● **WHAT THIS TASK INVOLVES**
Provide an exact copy of the data, excluding the images.

● **RECORDS SUPPLIED**
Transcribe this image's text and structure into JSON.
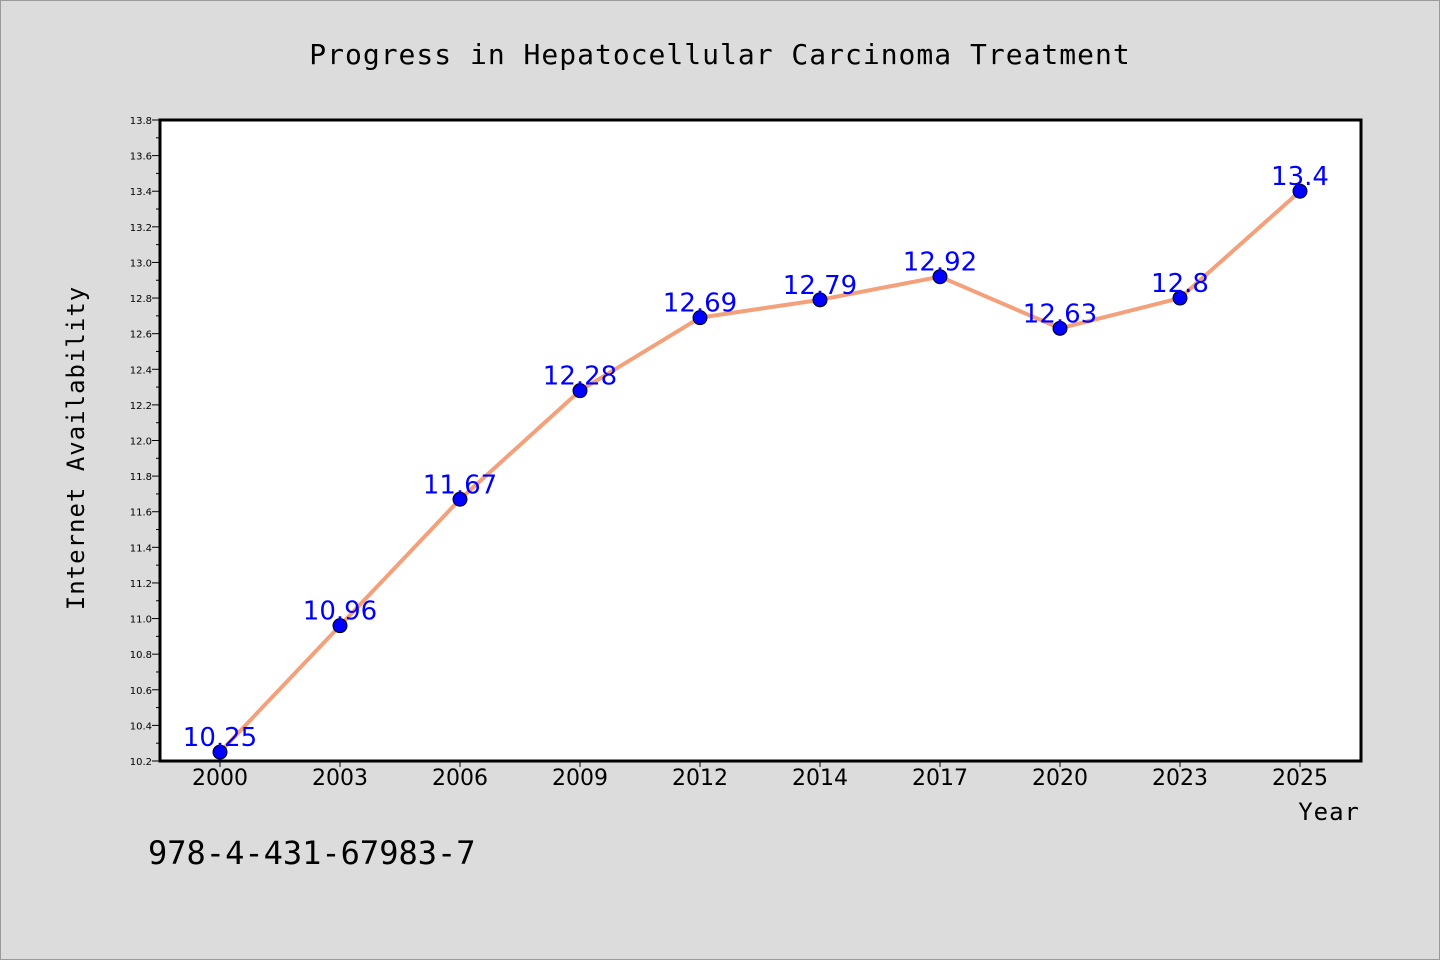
{
  "chart_data": {
    "type": "line",
    "title": "Progress in Hepatocellular Carcinoma Treatment",
    "xlabel": "Year",
    "ylabel": "Internet Availability",
    "categories": [
      "2000",
      "2003",
      "2006",
      "2009",
      "2012",
      "2014",
      "2017",
      "2020",
      "2023",
      "2025"
    ],
    "values": [
      10.25,
      10.96,
      11.67,
      12.28,
      12.69,
      12.79,
      12.92,
      12.63,
      12.8,
      13.4
    ],
    "data_labels": [
      "10.25",
      "10.96",
      "11.67",
      "12.28",
      "12.69",
      "12.79",
      "12.92",
      "12.63",
      "12.8",
      "13.4"
    ],
    "ylim": [
      10.2,
      13.8
    ],
    "yticks": [
      "10.2",
      "10.4",
      "10.6",
      "10.8",
      "11.0",
      "11.2",
      "11.4",
      "11.6",
      "11.8",
      "12.0",
      "12.2",
      "12.4",
      "12.6",
      "12.8",
      "13.0",
      "13.2",
      "13.4",
      "13.6",
      "13.8"
    ],
    "grid": false,
    "line_color": "#f4a07a",
    "marker_color": "#0000ff",
    "label_color": "#0000ff",
    "background_color": "#dcdcdc",
    "plot_background": "#ffffff"
  },
  "footer": {
    "isbn": "978-4-431-67983-7"
  }
}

● **RESULT OF THE EXERCISE**
Transcribe this image's text and structure into JSON.
{
  "chart_data": {
    "type": "line",
    "title": "Progress in Hepatocellular Carcinoma Treatment",
    "xlabel": "Year",
    "ylabel": "Internet Availability",
    "categories": [
      "2000",
      "2003",
      "2006",
      "2009",
      "2012",
      "2014",
      "2017",
      "2020",
      "2023",
      "2025"
    ],
    "values": [
      10.25,
      10.96,
      11.67,
      12.28,
      12.69,
      12.79,
      12.92,
      12.63,
      12.8,
      13.4
    ],
    "data_labels": [
      "10.25",
      "10.96",
      "11.67",
      "12.28",
      "12.69",
      "12.79",
      "12.92",
      "12.63",
      "12.8",
      "13.4"
    ],
    "ylim": [
      10.2,
      13.8
    ],
    "yticks": [
      "10.2",
      "10.4",
      "10.6",
      "10.8",
      "11.0",
      "11.2",
      "11.4",
      "11.6",
      "11.8",
      "12.0",
      "12.2",
      "12.4",
      "12.6",
      "12.8",
      "13.0",
      "13.2",
      "13.4",
      "13.6",
      "13.8"
    ],
    "grid": false,
    "line_color": "#f4a07a",
    "marker_color": "#0000ff",
    "label_color": "#0000ff",
    "background_color": "#dcdcdc",
    "plot_background": "#ffffff"
  },
  "footer": {
    "isbn": "978-4-431-67983-7"
  }
}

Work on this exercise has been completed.